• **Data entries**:
——
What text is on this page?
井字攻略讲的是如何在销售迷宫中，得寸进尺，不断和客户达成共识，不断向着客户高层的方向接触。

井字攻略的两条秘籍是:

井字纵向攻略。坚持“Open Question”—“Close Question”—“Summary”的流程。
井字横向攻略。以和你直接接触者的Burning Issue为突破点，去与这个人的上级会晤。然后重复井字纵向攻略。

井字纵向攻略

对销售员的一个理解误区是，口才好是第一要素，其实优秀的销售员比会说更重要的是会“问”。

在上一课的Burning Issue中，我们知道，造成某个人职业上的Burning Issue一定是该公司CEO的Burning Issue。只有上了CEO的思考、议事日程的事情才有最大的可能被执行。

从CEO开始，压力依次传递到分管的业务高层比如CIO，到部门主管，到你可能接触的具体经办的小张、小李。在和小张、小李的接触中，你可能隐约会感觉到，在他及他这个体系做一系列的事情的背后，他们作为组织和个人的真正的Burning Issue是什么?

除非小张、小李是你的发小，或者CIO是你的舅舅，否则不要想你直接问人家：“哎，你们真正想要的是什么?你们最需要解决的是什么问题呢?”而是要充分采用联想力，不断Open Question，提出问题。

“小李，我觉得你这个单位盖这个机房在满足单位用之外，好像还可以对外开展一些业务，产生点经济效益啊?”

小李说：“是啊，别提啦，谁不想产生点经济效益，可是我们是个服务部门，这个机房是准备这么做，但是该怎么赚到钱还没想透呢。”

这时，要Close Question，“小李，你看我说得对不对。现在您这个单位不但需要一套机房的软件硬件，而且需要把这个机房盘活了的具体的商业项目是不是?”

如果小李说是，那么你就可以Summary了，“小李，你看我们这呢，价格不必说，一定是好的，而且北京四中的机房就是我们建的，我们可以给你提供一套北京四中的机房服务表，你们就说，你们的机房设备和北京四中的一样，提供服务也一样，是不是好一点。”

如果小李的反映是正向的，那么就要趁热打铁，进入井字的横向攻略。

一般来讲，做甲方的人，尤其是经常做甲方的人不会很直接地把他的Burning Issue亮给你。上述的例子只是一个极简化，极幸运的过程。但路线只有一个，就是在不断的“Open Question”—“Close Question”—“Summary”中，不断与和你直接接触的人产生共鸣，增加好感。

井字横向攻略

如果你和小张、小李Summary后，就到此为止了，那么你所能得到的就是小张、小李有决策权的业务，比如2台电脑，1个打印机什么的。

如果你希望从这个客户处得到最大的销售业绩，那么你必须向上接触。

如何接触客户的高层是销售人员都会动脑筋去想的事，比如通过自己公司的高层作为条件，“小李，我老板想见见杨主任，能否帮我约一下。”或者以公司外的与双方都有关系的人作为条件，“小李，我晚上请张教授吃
——
Copy each line of the listing in which the word "Question" can be found.

• **Solution**:
井字纵向攻略。坚持“Open Question”—“Close Question”—“Summary”的流程。
除非小张、小李是你的发小，或者CIO是你的舅舅，否则不要想你直接问人家：“哎，你们真正想要的是什么?你们最需要解决的是什么问题呢?”而是要充分采用联想力，不断Open Question，提出问题。
这时，要Close Question，“小李，你看我说得对不对。现在您这个单位不但需要一套机房的软件硬件，而且需要把这个机房盘活了的具体的商业项目是不是?”
一般来讲，做甲方的人，尤其是经常做甲方的人不会很直接地把他的Burning Issue亮给你。上述的例子只是一个极简化，极幸运的过程。但路线只有一个，就是在不断的“Open Question”—“Close Question”—“Summary”中，不断与和你直接接触的人产生共鸣，增加好感。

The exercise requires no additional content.